(Short task): Leave out the pictures and copy everything else in the entries exactly.

(Recorded data):
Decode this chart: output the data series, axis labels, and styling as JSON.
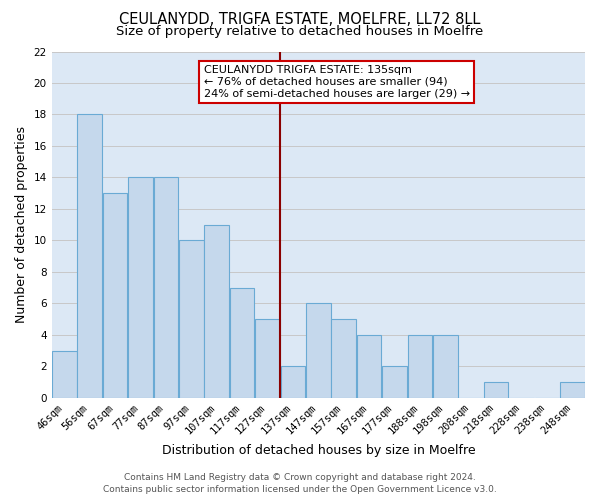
{
  "title": "CEULANYDD, TRIGFA ESTATE, MOELFRE, LL72 8LL",
  "subtitle": "Size of property relative to detached houses in Moelfre",
  "xlabel": "Distribution of detached houses by size in Moelfre",
  "ylabel": "Number of detached properties",
  "bin_labels": [
    "46sqm",
    "56sqm",
    "67sqm",
    "77sqm",
    "87sqm",
    "97sqm",
    "107sqm",
    "117sqm",
    "127sqm",
    "137sqm",
    "147sqm",
    "157sqm",
    "167sqm",
    "177sqm",
    "188sqm",
    "198sqm",
    "208sqm",
    "218sqm",
    "228sqm",
    "238sqm",
    "248sqm"
  ],
  "counts": [
    3,
    18,
    13,
    14,
    14,
    10,
    11,
    7,
    5,
    2,
    6,
    5,
    4,
    2,
    4,
    4,
    0,
    1,
    0,
    0,
    1
  ],
  "bar_color": "#c5d8ec",
  "bar_edge_color": "#6aaad4",
  "bar_linewidth": 0.8,
  "grid_color": "#c8c8c8",
  "background_color": "#dce8f5",
  "annotation_box_title": "CEULANYDD TRIGFA ESTATE: 135sqm",
  "annotation_line1": "← 76% of detached houses are smaller (94)",
  "annotation_line2": "24% of semi-detached houses are larger (29) →",
  "marker_line_color": "#8b0000",
  "marker_bin_index": 8,
  "ylim": [
    0,
    22
  ],
  "yticks": [
    0,
    2,
    4,
    6,
    8,
    10,
    12,
    14,
    16,
    18,
    20,
    22
  ],
  "footer_line1": "Contains HM Land Registry data © Crown copyright and database right 2024.",
  "footer_line2": "Contains public sector information licensed under the Open Government Licence v3.0.",
  "title_fontsize": 10.5,
  "subtitle_fontsize": 9.5,
  "axis_label_fontsize": 9,
  "tick_fontsize": 7.5,
  "annotation_fontsize": 8,
  "footer_fontsize": 6.5,
  "n_bins": 21
}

(Finished answer):
Decode this chart: output the data series, axis labels, and styling as JSON.
{
  "title": "CEULANYDD, TRIGFA ESTATE, MOELFRE, LL72 8LL",
  "subtitle": "Size of property relative to detached houses in Moelfre",
  "xlabel": "Distribution of detached houses by size in Moelfre",
  "ylabel": "Number of detached properties",
  "bin_labels": [
    "46sqm",
    "56sqm",
    "67sqm",
    "77sqm",
    "87sqm",
    "97sqm",
    "107sqm",
    "117sqm",
    "127sqm",
    "137sqm",
    "147sqm",
    "157sqm",
    "167sqm",
    "177sqm",
    "188sqm",
    "198sqm",
    "208sqm",
    "218sqm",
    "228sqm",
    "238sqm",
    "248sqm"
  ],
  "counts": [
    3,
    18,
    13,
    14,
    14,
    10,
    11,
    7,
    5,
    2,
    6,
    5,
    4,
    2,
    4,
    4,
    0,
    1,
    0,
    0,
    1
  ],
  "bar_color": "#c5d8ec",
  "bar_edge_color": "#6aaad4",
  "bar_linewidth": 0.8,
  "grid_color": "#c8c8c8",
  "background_color": "#dce8f5",
  "annotation_box_title": "CEULANYDD TRIGFA ESTATE: 135sqm",
  "annotation_line1": "← 76% of detached houses are smaller (94)",
  "annotation_line2": "24% of semi-detached houses are larger (29) →",
  "marker_line_color": "#8b0000",
  "marker_bin_index": 8,
  "ylim": [
    0,
    22
  ],
  "yticks": [
    0,
    2,
    4,
    6,
    8,
    10,
    12,
    14,
    16,
    18,
    20,
    22
  ],
  "footer_line1": "Contains HM Land Registry data © Crown copyright and database right 2024.",
  "footer_line2": "Contains public sector information licensed under the Open Government Licence v3.0.",
  "title_fontsize": 10.5,
  "subtitle_fontsize": 9.5,
  "axis_label_fontsize": 9,
  "tick_fontsize": 7.5,
  "annotation_fontsize": 8,
  "footer_fontsize": 6.5,
  "n_bins": 21
}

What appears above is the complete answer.